__Ziel der Aufgabe__.
Gib alle Zeilen des Materials vom Anfang bis einschließlich der Zeile mit „x-tick-label: May: [156, 1155, 183, 1170]“ unverändert wieder, und zwar nur diese.

__Zeilen aus einem Datensatz__.
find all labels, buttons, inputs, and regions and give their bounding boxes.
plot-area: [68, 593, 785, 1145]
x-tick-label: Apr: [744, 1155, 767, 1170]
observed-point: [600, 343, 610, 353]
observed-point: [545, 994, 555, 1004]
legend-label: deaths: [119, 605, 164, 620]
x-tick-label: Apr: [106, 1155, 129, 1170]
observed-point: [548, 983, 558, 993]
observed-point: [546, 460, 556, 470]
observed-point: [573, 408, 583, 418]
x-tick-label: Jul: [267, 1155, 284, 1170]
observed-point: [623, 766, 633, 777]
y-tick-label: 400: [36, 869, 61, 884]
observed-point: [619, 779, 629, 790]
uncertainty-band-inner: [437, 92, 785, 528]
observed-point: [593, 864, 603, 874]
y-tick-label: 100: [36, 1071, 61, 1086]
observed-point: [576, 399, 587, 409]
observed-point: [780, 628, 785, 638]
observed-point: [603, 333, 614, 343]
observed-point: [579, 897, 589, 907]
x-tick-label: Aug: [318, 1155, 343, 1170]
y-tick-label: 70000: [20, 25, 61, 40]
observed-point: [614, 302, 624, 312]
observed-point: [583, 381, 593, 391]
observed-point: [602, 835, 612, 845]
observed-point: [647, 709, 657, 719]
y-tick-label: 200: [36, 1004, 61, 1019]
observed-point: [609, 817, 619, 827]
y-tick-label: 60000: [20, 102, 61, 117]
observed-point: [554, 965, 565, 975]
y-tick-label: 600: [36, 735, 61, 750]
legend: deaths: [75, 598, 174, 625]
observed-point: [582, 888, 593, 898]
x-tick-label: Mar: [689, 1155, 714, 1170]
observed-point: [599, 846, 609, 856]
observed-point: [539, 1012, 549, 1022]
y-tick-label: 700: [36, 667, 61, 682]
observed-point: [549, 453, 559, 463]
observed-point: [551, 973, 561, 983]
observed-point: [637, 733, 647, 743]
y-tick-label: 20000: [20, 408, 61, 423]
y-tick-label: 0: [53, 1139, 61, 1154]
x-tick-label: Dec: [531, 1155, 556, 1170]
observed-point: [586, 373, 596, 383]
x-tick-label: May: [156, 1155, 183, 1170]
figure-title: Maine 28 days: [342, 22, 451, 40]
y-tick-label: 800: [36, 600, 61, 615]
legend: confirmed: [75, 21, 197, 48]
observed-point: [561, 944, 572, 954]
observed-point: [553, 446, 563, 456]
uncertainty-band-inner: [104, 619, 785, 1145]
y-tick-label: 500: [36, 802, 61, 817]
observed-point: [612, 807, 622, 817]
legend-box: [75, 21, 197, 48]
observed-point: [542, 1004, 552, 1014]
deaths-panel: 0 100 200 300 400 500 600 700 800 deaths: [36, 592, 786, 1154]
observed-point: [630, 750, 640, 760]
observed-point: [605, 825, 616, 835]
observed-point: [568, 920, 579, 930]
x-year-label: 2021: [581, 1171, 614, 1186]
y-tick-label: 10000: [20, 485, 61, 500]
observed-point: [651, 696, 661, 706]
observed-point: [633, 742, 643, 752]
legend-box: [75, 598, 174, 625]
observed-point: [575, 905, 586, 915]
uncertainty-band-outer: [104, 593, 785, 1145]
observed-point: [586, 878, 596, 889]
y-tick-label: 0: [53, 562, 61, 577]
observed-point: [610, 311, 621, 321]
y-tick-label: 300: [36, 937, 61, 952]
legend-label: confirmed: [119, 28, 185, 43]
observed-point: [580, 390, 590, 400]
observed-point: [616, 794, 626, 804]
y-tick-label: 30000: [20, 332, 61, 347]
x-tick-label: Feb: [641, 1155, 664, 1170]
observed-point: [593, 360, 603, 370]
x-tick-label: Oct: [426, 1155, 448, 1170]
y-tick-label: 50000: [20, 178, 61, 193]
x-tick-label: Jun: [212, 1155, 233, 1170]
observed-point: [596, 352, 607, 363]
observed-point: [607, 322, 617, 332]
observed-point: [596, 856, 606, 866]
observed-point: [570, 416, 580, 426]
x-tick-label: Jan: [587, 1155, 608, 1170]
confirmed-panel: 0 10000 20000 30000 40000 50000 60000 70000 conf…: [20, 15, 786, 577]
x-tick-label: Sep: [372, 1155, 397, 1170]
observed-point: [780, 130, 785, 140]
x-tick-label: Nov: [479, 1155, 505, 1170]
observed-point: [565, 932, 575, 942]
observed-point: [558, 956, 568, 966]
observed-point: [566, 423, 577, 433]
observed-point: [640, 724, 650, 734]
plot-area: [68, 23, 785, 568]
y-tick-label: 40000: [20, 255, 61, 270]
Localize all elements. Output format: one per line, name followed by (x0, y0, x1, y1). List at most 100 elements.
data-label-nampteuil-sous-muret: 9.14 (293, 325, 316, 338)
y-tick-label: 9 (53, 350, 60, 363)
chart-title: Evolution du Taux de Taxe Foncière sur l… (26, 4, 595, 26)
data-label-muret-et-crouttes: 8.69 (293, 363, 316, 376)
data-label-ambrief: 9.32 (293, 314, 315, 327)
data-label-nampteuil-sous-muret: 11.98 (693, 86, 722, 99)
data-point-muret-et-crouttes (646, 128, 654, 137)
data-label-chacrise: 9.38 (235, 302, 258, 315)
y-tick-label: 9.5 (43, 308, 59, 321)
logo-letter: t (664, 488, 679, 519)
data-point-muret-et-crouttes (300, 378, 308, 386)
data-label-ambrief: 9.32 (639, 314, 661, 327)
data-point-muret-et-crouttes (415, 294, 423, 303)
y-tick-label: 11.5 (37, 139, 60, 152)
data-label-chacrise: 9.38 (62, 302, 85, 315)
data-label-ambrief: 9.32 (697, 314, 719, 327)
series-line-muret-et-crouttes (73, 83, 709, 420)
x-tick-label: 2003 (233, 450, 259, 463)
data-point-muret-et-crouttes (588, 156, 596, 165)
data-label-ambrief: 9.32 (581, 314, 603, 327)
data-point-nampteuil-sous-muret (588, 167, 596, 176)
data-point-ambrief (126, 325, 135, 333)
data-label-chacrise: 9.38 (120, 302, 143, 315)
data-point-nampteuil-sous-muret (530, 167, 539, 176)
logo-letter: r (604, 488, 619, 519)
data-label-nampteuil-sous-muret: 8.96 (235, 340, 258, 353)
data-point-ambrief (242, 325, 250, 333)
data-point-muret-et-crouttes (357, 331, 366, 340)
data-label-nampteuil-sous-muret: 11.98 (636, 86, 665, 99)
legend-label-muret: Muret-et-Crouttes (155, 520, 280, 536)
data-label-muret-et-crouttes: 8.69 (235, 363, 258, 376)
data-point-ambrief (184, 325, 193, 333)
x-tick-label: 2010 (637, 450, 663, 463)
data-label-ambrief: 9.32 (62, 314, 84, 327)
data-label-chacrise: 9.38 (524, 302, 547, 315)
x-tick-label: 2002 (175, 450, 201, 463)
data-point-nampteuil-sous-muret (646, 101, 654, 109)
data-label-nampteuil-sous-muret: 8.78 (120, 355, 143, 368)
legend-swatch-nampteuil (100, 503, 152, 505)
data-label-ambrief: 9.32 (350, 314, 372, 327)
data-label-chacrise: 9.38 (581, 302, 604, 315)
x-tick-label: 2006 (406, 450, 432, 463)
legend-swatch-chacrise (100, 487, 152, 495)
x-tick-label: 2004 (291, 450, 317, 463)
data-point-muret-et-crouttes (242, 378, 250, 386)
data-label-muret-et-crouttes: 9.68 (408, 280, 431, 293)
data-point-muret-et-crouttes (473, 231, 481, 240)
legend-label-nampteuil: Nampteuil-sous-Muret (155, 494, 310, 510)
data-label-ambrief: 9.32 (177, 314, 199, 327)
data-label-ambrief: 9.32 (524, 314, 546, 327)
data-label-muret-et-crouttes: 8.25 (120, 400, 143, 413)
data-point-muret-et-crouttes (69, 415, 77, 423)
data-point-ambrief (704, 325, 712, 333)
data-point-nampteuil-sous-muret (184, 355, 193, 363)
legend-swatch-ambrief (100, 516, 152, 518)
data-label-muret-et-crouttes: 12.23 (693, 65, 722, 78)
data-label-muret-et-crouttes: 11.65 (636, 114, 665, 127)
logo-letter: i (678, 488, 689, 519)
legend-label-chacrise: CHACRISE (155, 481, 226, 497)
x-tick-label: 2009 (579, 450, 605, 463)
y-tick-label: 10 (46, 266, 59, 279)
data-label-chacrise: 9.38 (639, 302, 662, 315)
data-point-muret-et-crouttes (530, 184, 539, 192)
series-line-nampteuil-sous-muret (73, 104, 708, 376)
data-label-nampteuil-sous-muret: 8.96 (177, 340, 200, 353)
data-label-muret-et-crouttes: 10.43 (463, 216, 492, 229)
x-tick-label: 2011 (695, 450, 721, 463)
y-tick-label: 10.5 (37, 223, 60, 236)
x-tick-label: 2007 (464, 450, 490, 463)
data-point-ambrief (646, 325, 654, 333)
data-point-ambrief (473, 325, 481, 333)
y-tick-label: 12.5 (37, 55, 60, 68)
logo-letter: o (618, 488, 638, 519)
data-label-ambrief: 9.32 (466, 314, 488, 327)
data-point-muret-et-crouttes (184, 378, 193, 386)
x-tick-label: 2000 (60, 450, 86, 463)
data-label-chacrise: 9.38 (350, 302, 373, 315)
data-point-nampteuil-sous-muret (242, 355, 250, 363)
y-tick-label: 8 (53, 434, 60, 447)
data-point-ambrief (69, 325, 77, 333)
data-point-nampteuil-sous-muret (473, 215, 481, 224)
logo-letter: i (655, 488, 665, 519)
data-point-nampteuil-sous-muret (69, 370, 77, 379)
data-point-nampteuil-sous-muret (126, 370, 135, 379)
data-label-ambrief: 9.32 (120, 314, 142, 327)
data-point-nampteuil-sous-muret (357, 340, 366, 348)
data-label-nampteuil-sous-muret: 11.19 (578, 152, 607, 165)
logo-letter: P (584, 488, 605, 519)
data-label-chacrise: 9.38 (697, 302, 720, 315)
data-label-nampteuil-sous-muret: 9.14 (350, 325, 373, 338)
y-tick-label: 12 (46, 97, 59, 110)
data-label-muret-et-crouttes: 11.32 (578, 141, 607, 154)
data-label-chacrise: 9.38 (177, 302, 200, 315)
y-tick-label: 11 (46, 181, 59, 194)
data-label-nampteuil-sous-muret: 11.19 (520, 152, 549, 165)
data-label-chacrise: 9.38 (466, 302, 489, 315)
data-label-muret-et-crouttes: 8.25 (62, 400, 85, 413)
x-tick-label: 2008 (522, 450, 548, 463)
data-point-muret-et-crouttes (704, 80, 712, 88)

__Ergebnis der Übung__.
find all labels, buttons, inputs, and regions and give their bounding boxes.
plot-area: [68, 593, 785, 1145]
x-tick-label: Apr: [744, 1155, 767, 1170]
observed-point: [600, 343, 610, 353]
observed-point: [545, 994, 555, 1004]
legend-label: deaths: [119, 605, 164, 620]
x-tick-label: Apr: [106, 1155, 129, 1170]
observed-point: [548, 983, 558, 993]
observed-point: [546, 460, 556, 470]
observed-point: [573, 408, 583, 418]
x-tick-label: Jul: [267, 1155, 284, 1170]
observed-point: [623, 766, 633, 777]
y-tick-label: 400: [36, 869, 61, 884]
observed-point: [619, 779, 629, 790]
uncertainty-band-inner: [437, 92, 785, 528]
observed-point: [593, 864, 603, 874]
y-tick-label: 100: [36, 1071, 61, 1086]
observed-point: [576, 399, 587, 409]
observed-point: [780, 628, 785, 638]
observed-point: [603, 333, 614, 343]
observed-point: [579, 897, 589, 907]
x-tick-label: Aug: [318, 1155, 343, 1170]
y-tick-label: 70000: [20, 25, 61, 40]
observed-point: [614, 302, 624, 312]
observed-point: [583, 381, 593, 391]
observed-point: [602, 835, 612, 845]
observed-point: [647, 709, 657, 719]
y-tick-label: 200: [36, 1004, 61, 1019]
observed-point: [609, 817, 619, 827]
y-tick-label: 60000: [20, 102, 61, 117]
observed-point: [554, 965, 565, 975]
y-tick-label: 600: [36, 735, 61, 750]
legend: deaths: [75, 598, 174, 625]
observed-point: [582, 888, 593, 898]
x-tick-label: Mar: [689, 1155, 714, 1170]
observed-point: [599, 846, 609, 856]
observed-point: [539, 1012, 549, 1022]
y-tick-label: 700: [36, 667, 61, 682]
observed-point: [549, 453, 559, 463]
observed-point: [551, 973, 561, 983]
observed-point: [637, 733, 647, 743]
y-tick-label: 20000: [20, 408, 61, 423]
y-tick-label: 0: [53, 1139, 61, 1154]
x-tick-label: Dec: [531, 1155, 556, 1170]
observed-point: [586, 373, 596, 383]
x-tick-label: May: [156, 1155, 183, 1170]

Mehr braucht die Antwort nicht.